YOUR GOAL.
Omit the pictures while printing every entry below exactly as given.

SOURCE DATA.
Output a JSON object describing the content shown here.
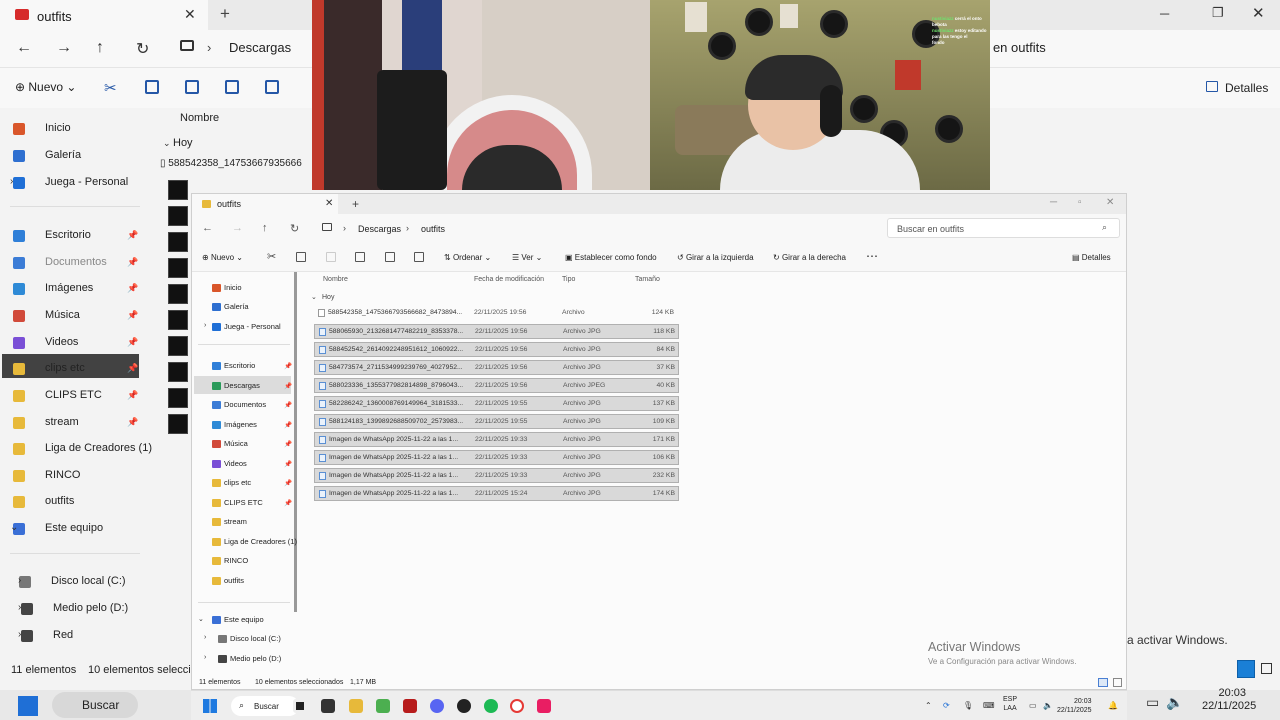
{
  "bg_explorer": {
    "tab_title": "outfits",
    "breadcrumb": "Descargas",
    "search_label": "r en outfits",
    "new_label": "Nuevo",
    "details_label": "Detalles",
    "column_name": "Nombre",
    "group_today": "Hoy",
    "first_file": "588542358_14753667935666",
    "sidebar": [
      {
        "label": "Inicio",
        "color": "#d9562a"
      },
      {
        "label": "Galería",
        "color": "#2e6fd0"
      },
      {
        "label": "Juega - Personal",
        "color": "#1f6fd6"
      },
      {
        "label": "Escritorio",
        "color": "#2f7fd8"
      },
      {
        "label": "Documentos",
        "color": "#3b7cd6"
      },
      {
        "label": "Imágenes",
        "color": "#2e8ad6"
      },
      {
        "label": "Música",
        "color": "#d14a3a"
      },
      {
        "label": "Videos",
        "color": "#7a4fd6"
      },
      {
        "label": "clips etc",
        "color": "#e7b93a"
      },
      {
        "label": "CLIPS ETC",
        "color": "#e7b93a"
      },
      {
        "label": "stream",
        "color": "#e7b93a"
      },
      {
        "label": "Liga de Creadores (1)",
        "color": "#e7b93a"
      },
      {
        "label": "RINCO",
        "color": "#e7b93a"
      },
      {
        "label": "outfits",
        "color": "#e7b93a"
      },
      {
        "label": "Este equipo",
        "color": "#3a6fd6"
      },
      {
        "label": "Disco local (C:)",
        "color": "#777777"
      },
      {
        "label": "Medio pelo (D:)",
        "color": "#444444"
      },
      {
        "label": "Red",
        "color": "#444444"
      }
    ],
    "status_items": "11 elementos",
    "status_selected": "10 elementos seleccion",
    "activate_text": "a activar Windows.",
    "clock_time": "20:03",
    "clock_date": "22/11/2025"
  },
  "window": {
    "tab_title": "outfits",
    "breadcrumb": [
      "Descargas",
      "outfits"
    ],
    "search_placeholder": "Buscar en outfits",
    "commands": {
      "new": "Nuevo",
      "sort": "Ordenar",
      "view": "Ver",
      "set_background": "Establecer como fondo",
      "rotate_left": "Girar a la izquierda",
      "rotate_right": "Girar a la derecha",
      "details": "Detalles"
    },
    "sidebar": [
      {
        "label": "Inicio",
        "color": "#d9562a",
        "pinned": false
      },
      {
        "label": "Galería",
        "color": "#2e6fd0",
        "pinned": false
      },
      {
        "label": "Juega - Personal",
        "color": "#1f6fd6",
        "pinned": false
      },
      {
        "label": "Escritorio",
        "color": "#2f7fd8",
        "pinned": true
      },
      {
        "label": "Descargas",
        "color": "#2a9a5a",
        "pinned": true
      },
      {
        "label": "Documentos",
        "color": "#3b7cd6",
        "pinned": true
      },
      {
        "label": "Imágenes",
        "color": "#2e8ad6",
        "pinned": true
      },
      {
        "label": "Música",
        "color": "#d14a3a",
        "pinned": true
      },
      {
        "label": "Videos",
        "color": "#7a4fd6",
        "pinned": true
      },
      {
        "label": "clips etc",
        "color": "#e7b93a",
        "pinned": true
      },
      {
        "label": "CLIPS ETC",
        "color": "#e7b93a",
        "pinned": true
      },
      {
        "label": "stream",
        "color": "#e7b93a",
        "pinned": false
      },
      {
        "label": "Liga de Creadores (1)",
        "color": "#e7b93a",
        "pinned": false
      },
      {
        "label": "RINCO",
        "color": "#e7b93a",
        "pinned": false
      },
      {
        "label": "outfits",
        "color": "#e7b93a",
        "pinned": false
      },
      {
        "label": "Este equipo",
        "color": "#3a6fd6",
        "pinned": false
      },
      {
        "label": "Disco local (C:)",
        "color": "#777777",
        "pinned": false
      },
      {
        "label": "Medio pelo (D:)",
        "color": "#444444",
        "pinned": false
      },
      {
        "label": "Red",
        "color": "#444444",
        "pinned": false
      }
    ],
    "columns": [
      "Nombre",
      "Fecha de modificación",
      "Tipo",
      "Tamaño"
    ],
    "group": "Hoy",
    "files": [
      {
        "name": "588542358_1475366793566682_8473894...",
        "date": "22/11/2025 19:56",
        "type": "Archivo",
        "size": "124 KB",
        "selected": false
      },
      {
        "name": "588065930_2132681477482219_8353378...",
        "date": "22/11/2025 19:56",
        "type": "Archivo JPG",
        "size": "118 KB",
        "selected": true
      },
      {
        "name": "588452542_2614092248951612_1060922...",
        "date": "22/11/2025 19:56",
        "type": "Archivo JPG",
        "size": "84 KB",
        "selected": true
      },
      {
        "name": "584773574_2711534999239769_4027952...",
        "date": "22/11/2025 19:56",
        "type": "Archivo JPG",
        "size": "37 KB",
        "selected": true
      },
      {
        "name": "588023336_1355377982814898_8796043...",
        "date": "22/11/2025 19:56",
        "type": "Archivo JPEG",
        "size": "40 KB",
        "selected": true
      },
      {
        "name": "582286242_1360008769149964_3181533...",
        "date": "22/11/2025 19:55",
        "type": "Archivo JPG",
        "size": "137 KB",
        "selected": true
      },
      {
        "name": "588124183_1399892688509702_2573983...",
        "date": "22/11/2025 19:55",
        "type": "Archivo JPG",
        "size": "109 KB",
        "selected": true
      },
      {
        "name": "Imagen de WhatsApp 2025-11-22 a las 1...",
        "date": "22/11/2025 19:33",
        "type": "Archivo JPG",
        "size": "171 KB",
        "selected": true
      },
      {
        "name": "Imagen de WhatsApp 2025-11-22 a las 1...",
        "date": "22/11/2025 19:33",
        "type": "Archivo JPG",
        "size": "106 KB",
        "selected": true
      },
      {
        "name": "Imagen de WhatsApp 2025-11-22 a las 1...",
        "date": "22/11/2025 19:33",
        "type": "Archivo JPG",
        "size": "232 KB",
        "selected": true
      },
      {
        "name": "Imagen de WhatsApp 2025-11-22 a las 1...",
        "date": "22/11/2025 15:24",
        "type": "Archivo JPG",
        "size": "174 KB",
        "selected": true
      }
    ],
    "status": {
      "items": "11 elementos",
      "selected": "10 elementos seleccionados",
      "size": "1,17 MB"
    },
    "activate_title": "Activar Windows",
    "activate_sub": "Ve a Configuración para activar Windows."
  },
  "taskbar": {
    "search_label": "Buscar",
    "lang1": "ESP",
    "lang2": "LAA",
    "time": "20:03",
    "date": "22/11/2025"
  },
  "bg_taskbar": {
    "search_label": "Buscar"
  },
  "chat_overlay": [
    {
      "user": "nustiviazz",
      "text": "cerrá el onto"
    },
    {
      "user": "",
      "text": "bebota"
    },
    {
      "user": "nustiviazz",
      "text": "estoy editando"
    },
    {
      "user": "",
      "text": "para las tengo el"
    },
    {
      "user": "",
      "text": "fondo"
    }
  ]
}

TASK RESULT.
Output a JSON object describing the content shown here.
{
  "bg_explorer": {
    "tab_title": "outfits",
    "breadcrumb": "Descargas",
    "search_label": "r en outfits",
    "new_label": "Nuevo",
    "details_label": "Detalles",
    "column_name": "Nombre",
    "group_today": "Hoy",
    "first_file": "588542358_14753667935666",
    "sidebar": [
      {
        "label": "Inicio",
        "color": "#d9562a"
      },
      {
        "label": "Galería",
        "color": "#2e6fd0"
      },
      {
        "label": "Juega - Personal",
        "color": "#1f6fd6"
      },
      {
        "label": "Escritorio",
        "color": "#2f7fd8"
      },
      {
        "label": "Documentos",
        "color": "#3b7cd6"
      },
      {
        "label": "Imágenes",
        "color": "#2e8ad6"
      },
      {
        "label": "Música",
        "color": "#d14a3a"
      },
      {
        "label": "Videos",
        "color": "#7a4fd6"
      },
      {
        "label": "clips etc",
        "color": "#e7b93a"
      },
      {
        "label": "CLIPS ETC",
        "color": "#e7b93a"
      },
      {
        "label": "stream",
        "color": "#e7b93a"
      },
      {
        "label": "Liga de Creadores (1)",
        "color": "#e7b93a"
      },
      {
        "label": "RINCO",
        "color": "#e7b93a"
      },
      {
        "label": "outfits",
        "color": "#e7b93a"
      },
      {
        "label": "Este equipo",
        "color": "#3a6fd6"
      },
      {
        "label": "Disco local (C:)",
        "color": "#777777"
      },
      {
        "label": "Medio pelo (D:)",
        "color": "#444444"
      },
      {
        "label": "Red",
        "color": "#444444"
      }
    ],
    "status_items": "11 elementos",
    "status_selected": "10 elementos seleccion",
    "activate_text": "a activar Windows.",
    "clock_time": "20:03",
    "clock_date": "22/11/2025"
  },
  "window": {
    "tab_title": "outfits",
    "breadcrumb": [
      "Descargas",
      "outfits"
    ],
    "search_placeholder": "Buscar en outfits",
    "commands": {
      "new": "Nuevo",
      "sort": "Ordenar",
      "view": "Ver",
      "set_background": "Establecer como fondo",
      "rotate_left": "Girar a la izquierda",
      "rotate_right": "Girar a la derecha",
      "details": "Detalles"
    },
    "sidebar": [
      {
        "label": "Inicio",
        "color": "#d9562a",
        "pinned": false
      },
      {
        "label": "Galería",
        "color": "#2e6fd0",
        "pinned": false
      },
      {
        "label": "Juega - Personal",
        "color": "#1f6fd6",
        "pinned": false
      },
      {
        "label": "Escritorio",
        "color": "#2f7fd8",
        "pinned": true
      },
      {
        "label": "Descargas",
        "color": "#2a9a5a",
        "pinned": true
      },
      {
        "label": "Documentos",
        "color": "#3b7cd6",
        "pinned": true
      },
      {
        "label": "Imágenes",
        "color": "#2e8ad6",
        "pinned": true
      },
      {
        "label": "Música",
        "color": "#d14a3a",
        "pinned": true
      },
      {
        "label": "Videos",
        "color": "#7a4fd6",
        "pinned": true
      },
      {
        "label": "clips etc",
        "color": "#e7b93a",
        "pinned": true
      },
      {
        "label": "CLIPS ETC",
        "color": "#e7b93a",
        "pinned": true
      },
      {
        "label": "stream",
        "color": "#e7b93a",
        "pinned": false
      },
      {
        "label": "Liga de Creadores (1)",
        "color": "#e7b93a",
        "pinned": false
      },
      {
        "label": "RINCO",
        "color": "#e7b93a",
        "pinned": false
      },
      {
        "label": "outfits",
        "color": "#e7b93a",
        "pinned": false
      },
      {
        "label": "Este equipo",
        "color": "#3a6fd6",
        "pinned": false
      },
      {
        "label": "Disco local (C:)",
        "color": "#777777",
        "pinned": false
      },
      {
        "label": "Medio pelo (D:)",
        "color": "#444444",
        "pinned": false
      },
      {
        "label": "Red",
        "color": "#444444",
        "pinned": false
      }
    ],
    "columns": [
      "Nombre",
      "Fecha de modificación",
      "Tipo",
      "Tamaño"
    ],
    "group": "Hoy",
    "files": [
      {
        "name": "588542358_1475366793566682_8473894...",
        "date": "22/11/2025 19:56",
        "type": "Archivo",
        "size": "124 KB",
        "selected": false
      },
      {
        "name": "588065930_2132681477482219_8353378...",
        "date": "22/11/2025 19:56",
        "type": "Archivo JPG",
        "size": "118 KB",
        "selected": true
      },
      {
        "name": "588452542_2614092248951612_1060922...",
        "date": "22/11/2025 19:56",
        "type": "Archivo JPG",
        "size": "84 KB",
        "selected": true
      },
      {
        "name": "584773574_2711534999239769_4027952...",
        "date": "22/11/2025 19:56",
        "type": "Archivo JPG",
        "size": "37 KB",
        "selected": true
      },
      {
        "name": "588023336_1355377982814898_8796043...",
        "date": "22/11/2025 19:56",
        "type": "Archivo JPEG",
        "size": "40 KB",
        "selected": true
      },
      {
        "name": "582286242_1360008769149964_3181533...",
        "date": "22/11/2025 19:55",
        "type": "Archivo JPG",
        "size": "137 KB",
        "selected": true
      },
      {
        "name": "588124183_1399892688509702_2573983...",
        "date": "22/11/2025 19:55",
        "type": "Archivo JPG",
        "size": "109 KB",
        "selected": true
      },
      {
        "name": "Imagen de WhatsApp 2025-11-22 a las 1...",
        "date": "22/11/2025 19:33",
        "type": "Archivo JPG",
        "size": "171 KB",
        "selected": true
      },
      {
        "name": "Imagen de WhatsApp 2025-11-22 a las 1...",
        "date": "22/11/2025 19:33",
        "type": "Archivo JPG",
        "size": "106 KB",
        "selected": true
      },
      {
        "name": "Imagen de WhatsApp 2025-11-22 a las 1...",
        "date": "22/11/2025 19:33",
        "type": "Archivo JPG",
        "size": "232 KB",
        "selected": true
      },
      {
        "name": "Imagen de WhatsApp 2025-11-22 a las 1...",
        "date": "22/11/2025 15:24",
        "type": "Archivo JPG",
        "size": "174 KB",
        "selected": true
      }
    ],
    "status": {
      "items": "11 elementos",
      "selected": "10 elementos seleccionados",
      "size": "1,17 MB"
    },
    "activate_title": "Activar Windows",
    "activate_sub": "Ve a Configuración para activar Windows."
  },
  "taskbar": {
    "search_label": "Buscar",
    "lang1": "ESP",
    "lang2": "LAA",
    "time": "20:03",
    "date": "22/11/2025"
  },
  "bg_taskbar": {
    "search_label": "Buscar"
  },
  "chat_overlay": [
    {
      "user": "nustiviazz",
      "text": "cerrá el onto"
    },
    {
      "user": "",
      "text": "bebota"
    },
    {
      "user": "nustiviazz",
      "text": "estoy editando"
    },
    {
      "user": "",
      "text": "para las tengo el"
    },
    {
      "user": "",
      "text": "fondo"
    }
  ]
}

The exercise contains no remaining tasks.